_Written problem_
Every line holding the word "Change" counts once. Give the total, nothing more.

■ ■ ■

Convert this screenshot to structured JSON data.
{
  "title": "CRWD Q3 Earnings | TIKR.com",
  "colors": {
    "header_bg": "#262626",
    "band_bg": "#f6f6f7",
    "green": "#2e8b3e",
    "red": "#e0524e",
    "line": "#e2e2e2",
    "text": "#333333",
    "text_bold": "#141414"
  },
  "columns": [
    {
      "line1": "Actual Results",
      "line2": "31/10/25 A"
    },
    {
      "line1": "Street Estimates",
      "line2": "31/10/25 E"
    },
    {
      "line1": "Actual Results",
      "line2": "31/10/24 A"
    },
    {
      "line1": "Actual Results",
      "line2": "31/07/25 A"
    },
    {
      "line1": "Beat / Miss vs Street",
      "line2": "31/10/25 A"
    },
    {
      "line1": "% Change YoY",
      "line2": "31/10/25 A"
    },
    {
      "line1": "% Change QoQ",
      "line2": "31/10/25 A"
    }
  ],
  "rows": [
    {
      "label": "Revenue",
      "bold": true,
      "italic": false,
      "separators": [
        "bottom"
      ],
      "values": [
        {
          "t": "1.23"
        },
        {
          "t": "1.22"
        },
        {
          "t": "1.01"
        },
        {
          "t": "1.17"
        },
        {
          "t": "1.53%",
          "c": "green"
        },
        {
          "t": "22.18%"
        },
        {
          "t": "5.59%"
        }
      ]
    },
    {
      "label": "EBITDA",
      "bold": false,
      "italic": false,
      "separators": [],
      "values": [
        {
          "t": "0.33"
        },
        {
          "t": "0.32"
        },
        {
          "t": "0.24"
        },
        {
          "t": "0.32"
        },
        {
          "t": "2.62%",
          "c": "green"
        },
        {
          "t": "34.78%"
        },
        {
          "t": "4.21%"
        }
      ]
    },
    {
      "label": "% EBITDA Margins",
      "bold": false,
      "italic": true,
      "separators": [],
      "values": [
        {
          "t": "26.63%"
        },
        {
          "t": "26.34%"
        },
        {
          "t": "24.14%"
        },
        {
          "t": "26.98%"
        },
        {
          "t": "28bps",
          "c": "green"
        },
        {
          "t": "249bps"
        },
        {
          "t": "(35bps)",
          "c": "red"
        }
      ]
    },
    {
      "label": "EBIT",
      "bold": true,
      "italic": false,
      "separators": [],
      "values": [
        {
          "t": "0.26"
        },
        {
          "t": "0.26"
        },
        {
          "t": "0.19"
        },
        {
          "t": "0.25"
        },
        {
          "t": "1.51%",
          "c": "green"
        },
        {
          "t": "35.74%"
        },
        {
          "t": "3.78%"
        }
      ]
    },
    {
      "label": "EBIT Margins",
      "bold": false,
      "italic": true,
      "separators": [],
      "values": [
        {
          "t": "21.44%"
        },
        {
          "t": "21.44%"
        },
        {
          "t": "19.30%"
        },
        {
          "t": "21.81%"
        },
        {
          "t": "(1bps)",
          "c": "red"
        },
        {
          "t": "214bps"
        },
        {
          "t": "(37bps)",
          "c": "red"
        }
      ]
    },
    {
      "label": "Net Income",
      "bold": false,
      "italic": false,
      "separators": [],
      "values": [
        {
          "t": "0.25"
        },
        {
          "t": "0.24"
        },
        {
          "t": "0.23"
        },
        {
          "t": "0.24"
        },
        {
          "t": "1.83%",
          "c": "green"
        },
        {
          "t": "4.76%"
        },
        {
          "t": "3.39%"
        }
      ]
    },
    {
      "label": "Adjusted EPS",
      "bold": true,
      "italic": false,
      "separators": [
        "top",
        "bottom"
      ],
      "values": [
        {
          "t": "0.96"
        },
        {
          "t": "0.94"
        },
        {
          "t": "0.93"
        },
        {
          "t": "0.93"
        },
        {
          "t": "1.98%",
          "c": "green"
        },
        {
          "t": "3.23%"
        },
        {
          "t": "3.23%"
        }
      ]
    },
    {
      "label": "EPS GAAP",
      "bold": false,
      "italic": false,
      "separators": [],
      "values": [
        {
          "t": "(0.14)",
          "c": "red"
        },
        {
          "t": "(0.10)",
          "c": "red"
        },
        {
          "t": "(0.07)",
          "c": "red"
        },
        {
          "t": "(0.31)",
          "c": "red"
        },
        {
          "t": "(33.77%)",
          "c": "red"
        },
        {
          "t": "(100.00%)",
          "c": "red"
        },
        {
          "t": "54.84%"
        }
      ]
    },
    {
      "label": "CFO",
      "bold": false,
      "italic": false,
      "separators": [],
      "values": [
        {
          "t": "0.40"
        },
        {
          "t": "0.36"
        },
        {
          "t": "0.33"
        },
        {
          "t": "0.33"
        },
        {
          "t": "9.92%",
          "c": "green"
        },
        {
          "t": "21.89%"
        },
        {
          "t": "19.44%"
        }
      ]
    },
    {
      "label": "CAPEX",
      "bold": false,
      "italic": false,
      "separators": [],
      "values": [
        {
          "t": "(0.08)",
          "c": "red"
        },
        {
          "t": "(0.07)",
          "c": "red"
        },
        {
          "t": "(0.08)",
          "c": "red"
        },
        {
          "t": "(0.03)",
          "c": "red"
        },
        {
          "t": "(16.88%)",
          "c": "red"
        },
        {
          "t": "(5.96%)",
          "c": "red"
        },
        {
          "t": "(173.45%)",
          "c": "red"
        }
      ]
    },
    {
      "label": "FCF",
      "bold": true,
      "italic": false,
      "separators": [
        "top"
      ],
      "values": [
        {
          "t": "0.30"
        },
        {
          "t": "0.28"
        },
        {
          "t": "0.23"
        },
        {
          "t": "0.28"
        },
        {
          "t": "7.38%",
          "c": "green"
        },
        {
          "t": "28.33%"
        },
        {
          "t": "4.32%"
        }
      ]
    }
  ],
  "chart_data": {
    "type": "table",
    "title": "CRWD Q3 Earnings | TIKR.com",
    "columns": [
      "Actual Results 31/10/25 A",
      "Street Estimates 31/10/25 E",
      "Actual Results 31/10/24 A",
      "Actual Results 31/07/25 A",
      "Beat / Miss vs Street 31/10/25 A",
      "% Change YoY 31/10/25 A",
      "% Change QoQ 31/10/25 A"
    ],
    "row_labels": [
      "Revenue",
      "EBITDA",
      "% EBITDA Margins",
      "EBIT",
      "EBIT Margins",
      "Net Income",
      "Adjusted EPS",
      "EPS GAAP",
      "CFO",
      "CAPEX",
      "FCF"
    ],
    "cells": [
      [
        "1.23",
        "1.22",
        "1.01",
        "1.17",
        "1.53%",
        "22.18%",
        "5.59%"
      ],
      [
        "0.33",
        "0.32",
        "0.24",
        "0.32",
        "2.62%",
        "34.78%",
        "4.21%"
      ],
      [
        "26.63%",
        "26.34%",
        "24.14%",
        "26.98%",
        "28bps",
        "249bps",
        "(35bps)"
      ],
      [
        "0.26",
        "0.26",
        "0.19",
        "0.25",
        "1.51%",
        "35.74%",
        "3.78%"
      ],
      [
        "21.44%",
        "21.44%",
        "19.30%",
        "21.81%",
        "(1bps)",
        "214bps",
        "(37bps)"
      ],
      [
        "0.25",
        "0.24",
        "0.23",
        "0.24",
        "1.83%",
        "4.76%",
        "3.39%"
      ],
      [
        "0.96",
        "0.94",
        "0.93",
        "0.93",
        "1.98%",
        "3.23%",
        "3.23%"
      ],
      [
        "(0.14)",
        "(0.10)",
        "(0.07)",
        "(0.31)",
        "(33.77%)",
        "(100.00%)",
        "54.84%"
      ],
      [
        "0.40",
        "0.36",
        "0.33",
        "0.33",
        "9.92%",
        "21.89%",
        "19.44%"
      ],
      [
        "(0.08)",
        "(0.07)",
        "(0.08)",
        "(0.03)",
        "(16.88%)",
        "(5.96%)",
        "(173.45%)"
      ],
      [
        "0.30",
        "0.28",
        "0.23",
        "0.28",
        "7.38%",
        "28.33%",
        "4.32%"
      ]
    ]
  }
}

■ ■ ■

_The response_
4